>> Start Data section

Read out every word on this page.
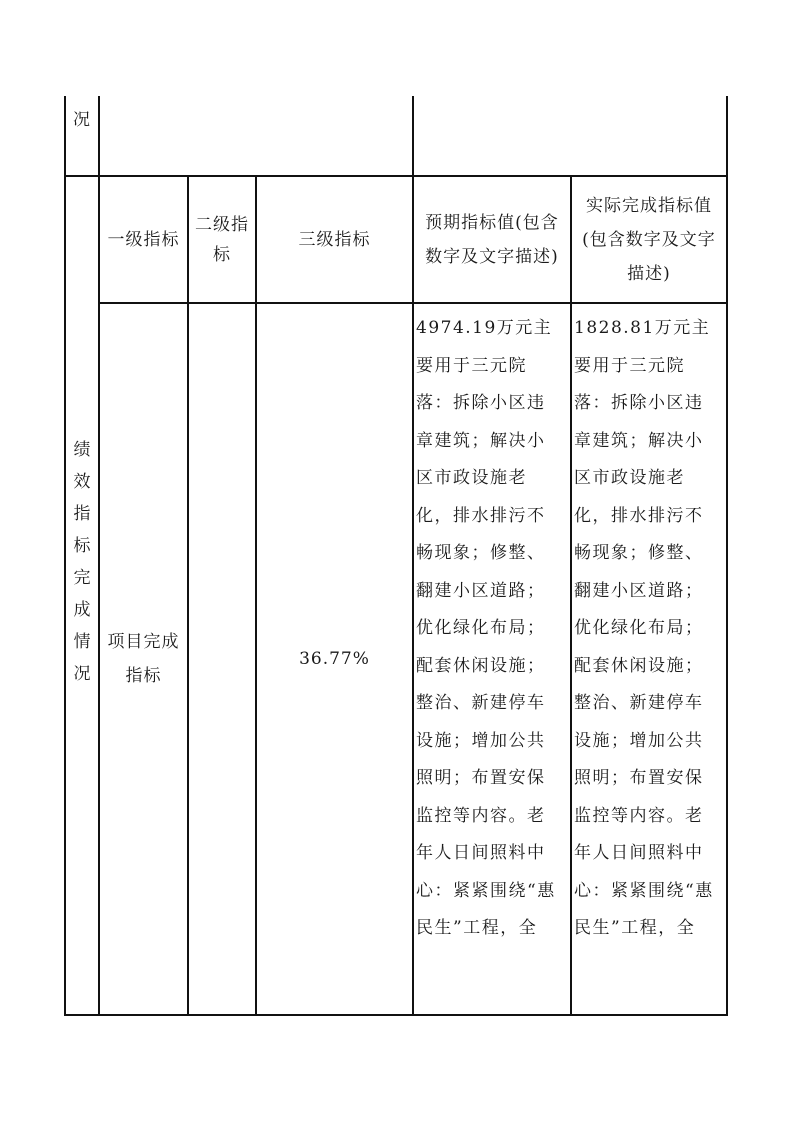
况
绩
效
指
标
完
成
情
况
一级指标
二级指标
三级指标
预期指标值(包含数字及文字描述)
实际完成指标值(包含数字及文字描述)
项目完成指标
36.77%
4974.19万元主
要用于三元院
落：拆除小区违
章建筑；解决小
区市政设施老
化，排水排污不
畅现象；修整、
翻建小区道路；
优化绿化布局；
配套休闲设施；
整治、新建停车
设施；增加公共
照明；布置安保
监控等内容。老
年人日间照料中
心：紧紧围绕“惠
民生”工程，全
1828.81万元主
要用于三元院
落：拆除小区违
章建筑；解决小
区市政设施老
化，排水排污不
畅现象；修整、
翻建小区道路；
优化绿化布局；
配套休闲设施；
整治、新建停车
设施；增加公共
照明；布置安保
监控等内容。老
年人日间照料中
心：紧紧围绕“惠
民生”工程，全
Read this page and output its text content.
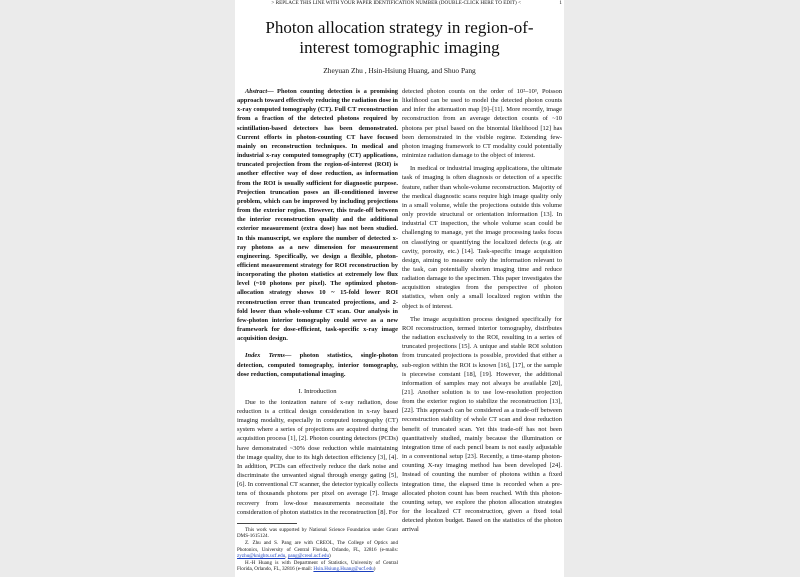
> REPLACE THIS LINE WITH YOUR PAPER IDENTIFICATION NUMBER (DOUBLE-CLICK HERE TO EDIT) <	1
Photon allocation strategy in region-of-interest tomographic imaging
Zheyuan Zhu , Hsin-Hsiung Huang, and Shuo Pang

Abstract— Photon counting detection is a promising approach toward effectively reducing the radiation dose in x-ray computed tomography (CT). Full CT reconstruction from a fraction of the detected photons required by scintillation-based detectors has been demonstrated. Current efforts in photon-counting CT have focused mainly on reconstruction techniques. In medical and industrial x-ray computed tomography (CT) applications, truncated projection from the region-of-interest (ROI) is another effective way of dose reduction, as information from the ROI is usually sufficient for diagnostic purpose. Projection truncation poses an ill-conditioned inverse problem, which can be improved by including projections from the exterior region. However, this trade-off between the interior reconstruction quality and the additional exterior measurement (extra dose) has not been studied. In this manuscript, we explore the number of detected x-ray photons as a new dimension for measurement engineering. Specifically, we design a flexible, photon-efficient measurement strategy for ROI reconstruction by incorporating the photon statistics at extremely low flux level (~10 photons per pixel). The optimized photon-allocation strategy shows 10 ~ 15-fold lower ROI reconstruction error than truncated projections, and 2-fold lower than whole-volume CT scan. Our analysis in few-photon interior tomography could serve as a new framework for dose-efficient, task-specific x-ray image acquisition design.

Index Terms— photon statistics, single-photon detection, computed tomography, interior tomography, dose reduction, computational imaging.

I. Introduction

Due to the ionization nature of x-ray radiation, dose reduction is a critical design consideration in x-ray based imaging modality, especially in computed tomography (CT) system where a series of projections are acquired during the acquisition process [1], [2]. Photon counting detectors (PCDs) have demonstrated ~30% dose reduction while maintaining the image quality, due to its high detection efficiency [3], [4]. In addition, PCDs can effectively reduce the dark noise and discriminate the unwanted signal through energy gating [5], [6]. In conventional CT scanner, the detector typically collects tens of thousands photons per pixel on average [7]. Image recovery from low-dose measurements necessitate the consideration of photon statistics in the reconstruction [8]. For

This work was supported by National Science Foundation under Grant DMS-1615124.

Z. Zhu and S. Pang are with CREOL, The College of Optics and Photonics, University of Central Florida, Orlando, FL, 32816 (e-mails: zyzhu@knights.ucf.edu, pang@creol.ucf.edu)

H.-H Huang is with Department of Statistics, University of Central Florida, Orlando, FL, 32816 (e-mail: Hsin.Hsiung.Huang@ucf.edu)

detected photon counts on the order of 10²–10³, Poisson likelihood can be used to model the detected photon counts and infer the attenuation map [9]–[11]. More recently, image reconstruction from an average detection counts of ~10 photons per pixel based on the binomial likelihood [12] has been demonstrated in the visible regime. Extending few-photon imaging framework to CT modality could potentially minimize radiation damage to the object of interest.

In medical or industrial imaging applications, the ultimate task of imaging is often diagnosis or detection of a specific feature, rather than whole-volume reconstruction. Majority of the medical diagnostic scans require high image quality only in a small volume, while the projections outside this volume only provide structural or orientation information [13]. In industrial CT inspection, the whole volume scan could be challenging to manage, yet the image processing tasks focus on classifying or quantifying the localized defects (e.g. air cavity, porosity, etc.) [14]. Task-specific image acquisition design, aiming to measure only the information relevant to the task, can potentially shorten imaging time and reduce radiation damage to the specimen. This paper investigates the acquisition strategies from the perspective of photon statistics, when only a small localized region within the object is of interest.

The image acquisition process designed specifically for ROI reconstruction, termed interior tomography, distributes the radiation exclusively to the ROI, resulting in a series of truncated projections [15]. A unique and stable ROI solution from truncated projections is possible, provided that either a sub-region within the ROI is known [16], [17], or the sample is piecewise constant [18], [19]. However, the additional information of samples may not always be available [20], [21]. Another solution is to use low-resolution projection from the exterior region to stabilize the reconstruction [13], [22]. This approach can be considered as a trade-off between reconstruction stability of whole CT scan and dose reduction benefit of truncated scan. Yet this trade-off has not been quantitatively studied, mainly because the illumination or integration time of each pencil beam is not easily adjustable in a conventional setup [23]. Recently, a time-stamp photon-counting X-ray imaging method has been developed [24]. Instead of counting the number of photons within a fixed integration time, the elapsed time is recorded when a pre-allocated photon count has been reached. With this photon-counting setup, we explore the photon allocation strategies for the localized CT reconstruction, given a fixed total detected photon budget. Based on the statistics of the photon arrival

>> End Data section

Task goal
Some lines of the data may hold the word "modality". Say how many do, with nothing else.

Answer
2